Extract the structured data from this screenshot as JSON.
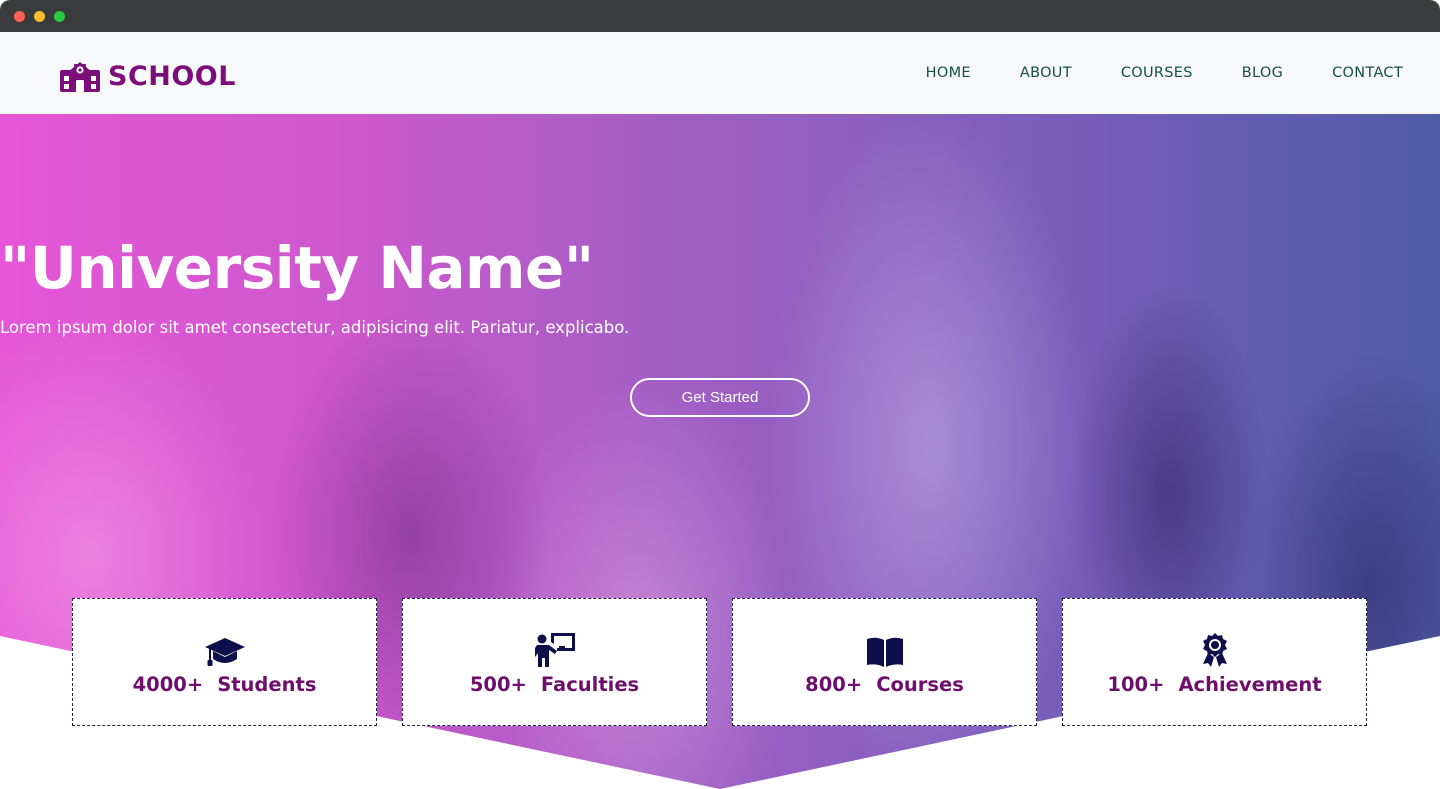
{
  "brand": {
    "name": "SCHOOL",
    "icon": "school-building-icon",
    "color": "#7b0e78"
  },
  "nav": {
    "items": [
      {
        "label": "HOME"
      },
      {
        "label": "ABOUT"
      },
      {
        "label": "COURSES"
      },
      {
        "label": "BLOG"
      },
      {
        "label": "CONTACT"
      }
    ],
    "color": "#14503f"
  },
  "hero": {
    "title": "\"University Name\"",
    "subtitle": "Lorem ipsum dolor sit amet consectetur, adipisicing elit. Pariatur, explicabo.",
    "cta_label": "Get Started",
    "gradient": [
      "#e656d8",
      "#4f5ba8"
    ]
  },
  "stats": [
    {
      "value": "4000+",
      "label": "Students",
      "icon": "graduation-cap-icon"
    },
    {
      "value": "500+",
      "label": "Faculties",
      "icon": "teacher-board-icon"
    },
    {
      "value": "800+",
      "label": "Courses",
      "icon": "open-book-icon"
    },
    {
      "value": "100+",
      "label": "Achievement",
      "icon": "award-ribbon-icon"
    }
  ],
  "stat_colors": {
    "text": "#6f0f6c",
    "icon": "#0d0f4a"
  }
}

● **STATED GOAL**
Write out the material above once more, exactly as it reads, with no pictures.

● **WORKED ANSWER**
Extract the structured data from this screenshot as JSON.
{
  "brand": {
    "name": "SCHOOL",
    "icon": "school-building-icon",
    "color": "#7b0e78"
  },
  "nav": {
    "items": [
      {
        "label": "HOME"
      },
      {
        "label": "ABOUT"
      },
      {
        "label": "COURSES"
      },
      {
        "label": "BLOG"
      },
      {
        "label": "CONTACT"
      }
    ],
    "color": "#14503f"
  },
  "hero": {
    "title": "\"University Name\"",
    "subtitle": "Lorem ipsum dolor sit amet consectetur, adipisicing elit. Pariatur, explicabo.",
    "cta_label": "Get Started",
    "gradient": [
      "#e656d8",
      "#4f5ba8"
    ]
  },
  "stats": [
    {
      "value": "4000+",
      "label": "Students",
      "icon": "graduation-cap-icon"
    },
    {
      "value": "500+",
      "label": "Faculties",
      "icon": "teacher-board-icon"
    },
    {
      "value": "800+",
      "label": "Courses",
      "icon": "open-book-icon"
    },
    {
      "value": "100+",
      "label": "Achievement",
      "icon": "award-ribbon-icon"
    }
  ],
  "stat_colors": {
    "text": "#6f0f6c",
    "icon": "#0d0f4a"
  }
}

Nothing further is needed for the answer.